WHAT IS NEEDED: Repeat the material below exactly, with no pictures.

--- START EXERCISE MATERIAL ---

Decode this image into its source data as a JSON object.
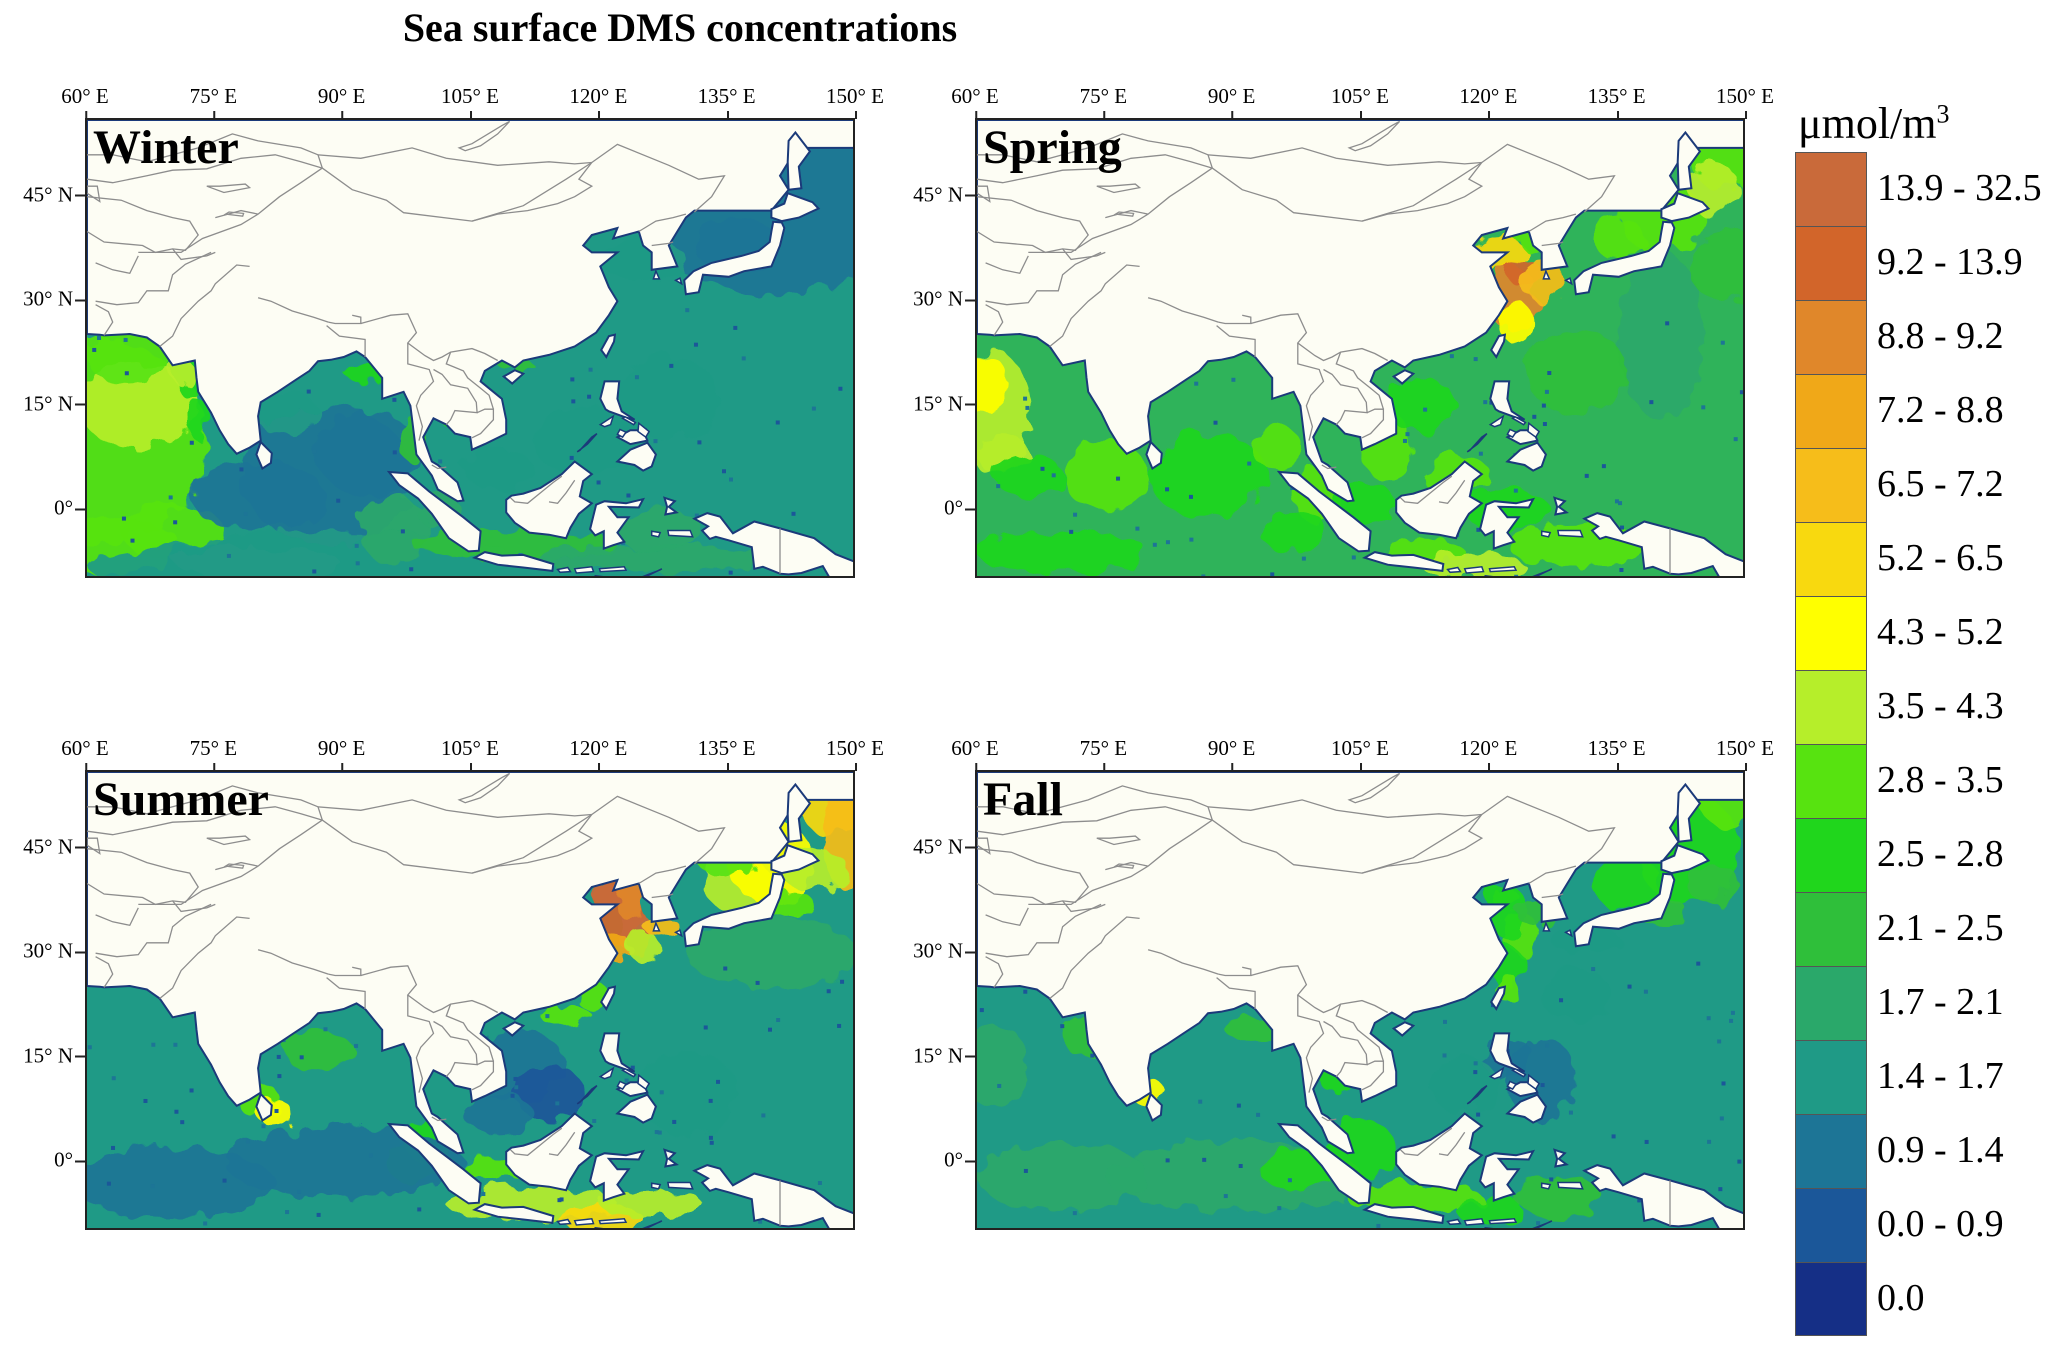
{
  "title": "Sea surface DMS concentrations",
  "x_ticks": [
    "60° E",
    "75° E",
    "90° E",
    "105° E",
    "120° E",
    "135° E",
    "150° E"
  ],
  "y_ticks": [
    "45° N",
    "30° N",
    "15° N",
    "0°"
  ],
  "panels": [
    {
      "name": "Winter",
      "ocean_color": "#1f9a86",
      "open_ocean_class": "1.4 - 1.7",
      "hotspots": [
        "0.9 - 1.4 in Bay of Bengal",
        "2.8 - 3.5 in Arabian Sea"
      ]
    },
    {
      "name": "Spring",
      "ocean_color": "#2fb35a",
      "open_ocean_class": "2.1 - 2.5",
      "hotspots": [
        "8.8 - 9.2 in Yellow / East China Sea",
        "3.5 - 4.3 in Arabian Sea"
      ]
    },
    {
      "name": "Summer",
      "ocean_color": "#1f9a86",
      "open_ocean_class": "1.4 - 1.7",
      "hotspots": [
        "13.9 - 32.5 in Yellow Sea",
        "5.2 - 6.5 north-east Pacific",
        "0.9 - 1.4 South China Sea"
      ]
    },
    {
      "name": "Fall",
      "ocean_color": "#1f9a86",
      "open_ocean_class": "1.4 - 1.7",
      "hotspots": [
        "2.8 - 3.5 in Yellow / East China Sea",
        "0.9 - 1.4 Philippine Sea"
      ]
    }
  ],
  "legend": {
    "title": "μmol/m",
    "title_sup": "3",
    "items": [
      {
        "label": "13.9 - 32.5",
        "color": "#c96a3a"
      },
      {
        "label": "9.2 - 13.9",
        "color": "#d2652a"
      },
      {
        "label": "8.8 - 9.2",
        "color": "#e0872a"
      },
      {
        "label": "7.2 - 8.8",
        "color": "#f0a818"
      },
      {
        "label": "6.5 - 7.2",
        "color": "#f6bd1a"
      },
      {
        "label": "5.2 - 6.5",
        "color": "#f8d90f"
      },
      {
        "label": "4.3 - 5.2",
        "color": "#ffff00"
      },
      {
        "label": "3.5 - 4.3",
        "color": "#b6ee2a"
      },
      {
        "label": "2.8 - 3.5",
        "color": "#57e310"
      },
      {
        "label": "2.5 - 2.8",
        "color": "#20d61c"
      },
      {
        "label": "2.1 - 2.5",
        "color": "#2fbf3a"
      },
      {
        "label": "1.7 - 2.1",
        "color": "#2aa86a"
      },
      {
        "label": "1.4 - 1.7",
        "color": "#1f9a86"
      },
      {
        "label": "0.9 - 1.4",
        "color": "#1d7596"
      },
      {
        "label": "0.0 - 0.9",
        "color": "#1b5799"
      },
      {
        "label": "0.0",
        "color": "#152f86"
      }
    ]
  },
  "land_color": "#fdfdf4",
  "border_color": "#8d8d8d"
}
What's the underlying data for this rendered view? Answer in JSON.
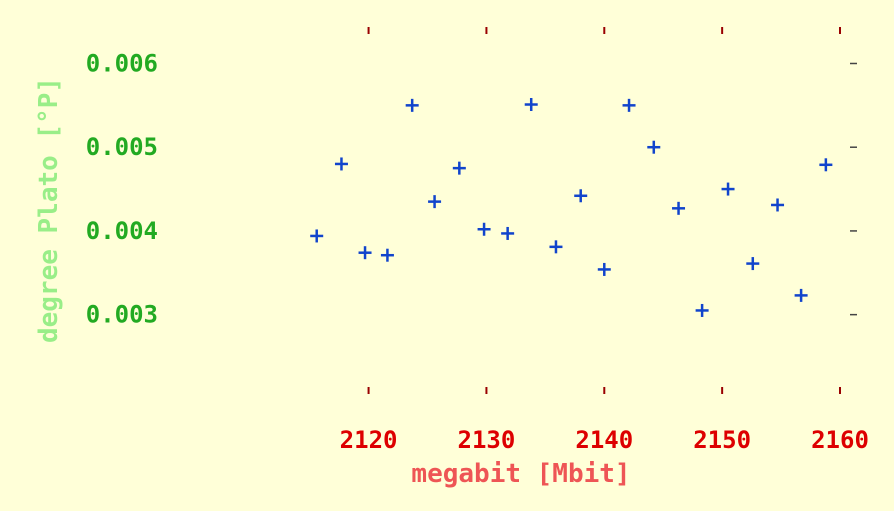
{
  "colors": {
    "background": "#ffffd8",
    "x_tick_label": "#dd0000",
    "x_title": "#ee5555",
    "y_tick_label": "#22aa22",
    "y_title": "#99ee88",
    "marker": "#1144cc",
    "tick_top_bottom": "#990000",
    "tick_right": "#444444"
  },
  "chart_data": {
    "type": "scatter",
    "marker": "plus",
    "xlabel": "megabit [Mbit]",
    "ylabel": "degree Plato [°P]",
    "xlim": [
      2104,
      2160
    ],
    "ylim": [
      0.0021,
      0.0064
    ],
    "x_ticks": [
      2120,
      2130,
      2140,
      2150,
      2160
    ],
    "x_tick_labels": [
      "2120",
      "2130",
      "2140",
      "2150",
      "2160"
    ],
    "y_ticks": [
      0.003,
      0.004,
      0.005,
      0.006
    ],
    "y_tick_labels": [
      "0.003",
      "0.004",
      "0.005",
      "0.006"
    ],
    "grid": false,
    "legend": "none",
    "x": [
      2115.6,
      2117.7,
      2119.7,
      2121.6,
      2123.7,
      2125.6,
      2127.7,
      2129.8,
      2131.8,
      2133.8,
      2135.9,
      2138.0,
      2140.0,
      2142.1,
      2144.2,
      2146.3,
      2148.3,
      2150.5,
      2152.6,
      2154.7,
      2156.7,
      2158.8
    ],
    "y": [
      0.00394,
      0.0048,
      0.00374,
      0.00371,
      0.0055,
      0.00435,
      0.00475,
      0.00402,
      0.00397,
      0.00551,
      0.00381,
      0.00442,
      0.00354,
      0.0055,
      0.005,
      0.00427,
      0.00305,
      0.0045,
      0.00361,
      0.00431,
      0.00323,
      0.00479
    ]
  }
}
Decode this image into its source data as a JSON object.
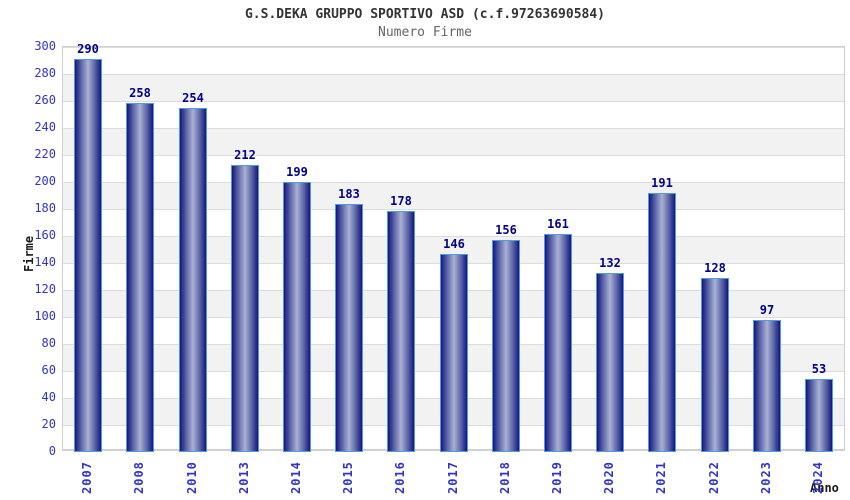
{
  "chart_data": {
    "type": "bar",
    "title": "G.S.DEKA GRUPPO SPORTIVO ASD (c.f.97263690584)",
    "subtitle": "Numero Firme",
    "xlabel": "Anno",
    "ylabel": "Firme",
    "categories": [
      "2007",
      "2008",
      "2010",
      "2013",
      "2014",
      "2015",
      "2016",
      "2017",
      "2018",
      "2019",
      "2020",
      "2021",
      "2022",
      "2023",
      "2024"
    ],
    "values": [
      290,
      258,
      254,
      212,
      199,
      183,
      178,
      146,
      156,
      161,
      132,
      191,
      128,
      97,
      53
    ],
    "ylim": [
      0,
      300
    ],
    "ytick_step": 20,
    "yticks": [
      0,
      20,
      40,
      60,
      80,
      100,
      120,
      140,
      160,
      180,
      200,
      220,
      240,
      260,
      280,
      300
    ],
    "grid": true,
    "legend": false,
    "colors": {
      "bar_dark": "#16167d",
      "bar_mid": "#5560a5",
      "bar_light": "#aab1d2",
      "bar_border": "#4d9be0",
      "tick_label": "#3333cc",
      "value_label": "#00008b",
      "axis_title": "#1a1a1a",
      "title_color": "#333333",
      "subtitle_color": "#666666",
      "band": "#f2f2f2",
      "band_alt": "#ffffff",
      "gridline": "#dcdcdc",
      "plot_border": "#d0d0d0"
    }
  }
}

--- END EXERCISE MATERIAL ---

TASK RESULT:
Decode this image into its source data as a JSON object.
{
  "title": "Sea surface DMS concentrations",
  "x_ticks": [
    "60° E",
    "75° E",
    "90° E",
    "105° E",
    "120° E",
    "135° E",
    "150° E"
  ],
  "y_ticks": [
    "45° N",
    "30° N",
    "15° N",
    "0°"
  ],
  "panels": [
    {
      "name": "Winter",
      "ocean_color": "#1f9a86",
      "open_ocean_class": "1.4 - 1.7",
      "hotspots": [
        "0.9 - 1.4 in Bay of Bengal",
        "2.8 - 3.5 in Arabian Sea"
      ]
    },
    {
      "name": "Spring",
      "ocean_color": "#2fb35a",
      "open_ocean_class": "2.1 - 2.5",
      "hotspots": [
        "8.8 - 9.2 in Yellow / East China Sea",
        "3.5 - 4.3 in Arabian Sea"
      ]
    },
    {
      "name": "Summer",
      "ocean_color": "#1f9a86",
      "open_ocean_class": "1.4 - 1.7",
      "hotspots": [
        "13.9 - 32.5 in Yellow Sea",
        "5.2 - 6.5 north-east Pacific",
        "0.9 - 1.4 South China Sea"
      ]
    },
    {
      "name": "Fall",
      "ocean_color": "#1f9a86",
      "open_ocean_class": "1.4 - 1.7",
      "hotspots": [
        "2.8 - 3.5 in Yellow / East China Sea",
        "0.9 - 1.4 Philippine Sea"
      ]
    }
  ],
  "legend": {
    "title": "μmol/m",
    "title_sup": "3",
    "items": [
      {
        "label": "13.9 - 32.5",
        "color": "#c96a3a"
      },
      {
        "label": "9.2 - 13.9",
        "color": "#d2652a"
      },
      {
        "label": "8.8 - 9.2",
        "color": "#e0872a"
      },
      {
        "label": "7.2 - 8.8",
        "color": "#f0a818"
      },
      {
        "label": "6.5 - 7.2",
        "color": "#f6bd1a"
      },
      {
        "label": "5.2 - 6.5",
        "color": "#f8d90f"
      },
      {
        "label": "4.3 - 5.2",
        "color": "#ffff00"
      },
      {
        "label": "3.5 - 4.3",
        "color": "#b6ee2a"
      },
      {
        "label": "2.8 - 3.5",
        "color": "#57e310"
      },
      {
        "label": "2.5 - 2.8",
        "color": "#20d61c"
      },
      {
        "label": "2.1 - 2.5",
        "color": "#2fbf3a"
      },
      {
        "label": "1.7 - 2.1",
        "color": "#2aa86a"
      },
      {
        "label": "1.4 - 1.7",
        "color": "#1f9a86"
      },
      {
        "label": "0.9 - 1.4",
        "color": "#1d7596"
      },
      {
        "label": "0.0 - 0.9",
        "color": "#1b5799"
      },
      {
        "label": "0.0",
        "color": "#152f86"
      }
    ]
  },
  "land_color": "#fdfdf4",
  "border_color": "#8d8d8d"
}
What's the underlying data for this rendered view? Answer in JSON.
{
  "colors": {
    "background": "#ffffd8",
    "x_tick_label": "#dd0000",
    "x_title": "#ee5555",
    "y_tick_label": "#22aa22",
    "y_title": "#99ee88",
    "marker": "#1144cc",
    "tick_top_bottom": "#990000",
    "tick_right": "#444444"
  },
  "chart_data": {
    "type": "scatter",
    "marker": "plus",
    "xlabel": "megabit [Mbit]",
    "ylabel": "degree Plato [°P]",
    "xlim": [
      2104,
      2160
    ],
    "ylim": [
      0.0021,
      0.0064
    ],
    "x_ticks": [
      2120,
      2130,
      2140,
      2150,
      2160
    ],
    "x_tick_labels": [
      "2120",
      "2130",
      "2140",
      "2150",
      "2160"
    ],
    "y_ticks": [
      0.003,
      0.004,
      0.005,
      0.006
    ],
    "y_tick_labels": [
      "0.003",
      "0.004",
      "0.005",
      "0.006"
    ],
    "grid": false,
    "legend": "none",
    "x": [
      2115.6,
      2117.7,
      2119.7,
      2121.6,
      2123.7,
      2125.6,
      2127.7,
      2129.8,
      2131.8,
      2133.8,
      2135.9,
      2138.0,
      2140.0,
      2142.1,
      2144.2,
      2146.3,
      2148.3,
      2150.5,
      2152.6,
      2154.7,
      2156.7,
      2158.8
    ],
    "y": [
      0.00394,
      0.0048,
      0.00374,
      0.00371,
      0.0055,
      0.00435,
      0.00475,
      0.00402,
      0.00397,
      0.00551,
      0.00381,
      0.00442,
      0.00354,
      0.0055,
      0.005,
      0.00427,
      0.00305,
      0.0045,
      0.00361,
      0.00431,
      0.00323,
      0.00479
    ]
  }
}
Decode this image into its source data as a JSON object.
{
  "chart_data": {
    "type": "bar",
    "title": "G.S.DEKA GRUPPO SPORTIVO ASD (c.f.97263690584)",
    "subtitle": "Numero Firme",
    "xlabel": "Anno",
    "ylabel": "Firme",
    "categories": [
      "2007",
      "2008",
      "2010",
      "2013",
      "2014",
      "2015",
      "2016",
      "2017",
      "2018",
      "2019",
      "2020",
      "2021",
      "2022",
      "2023",
      "2024"
    ],
    "values": [
      290,
      258,
      254,
      212,
      199,
      183,
      178,
      146,
      156,
      161,
      132,
      191,
      128,
      97,
      53
    ],
    "ylim": [
      0,
      300
    ],
    "ytick_step": 20,
    "yticks": [
      0,
      20,
      40,
      60,
      80,
      100,
      120,
      140,
      160,
      180,
      200,
      220,
      240,
      260,
      280,
      300
    ],
    "grid": true,
    "legend": false,
    "colors": {
      "bar_dark": "#16167d",
      "bar_mid": "#5560a5",
      "bar_light": "#aab1d2",
      "bar_border": "#4d9be0",
      "tick_label": "#3333cc",
      "value_label": "#00008b",
      "axis_title": "#1a1a1a",
      "title_color": "#333333",
      "subtitle_color": "#666666",
      "band": "#f2f2f2",
      "band_alt": "#ffffff",
      "gridline": "#dcdcdc",
      "plot_border": "#d0d0d0"
    }
  }
}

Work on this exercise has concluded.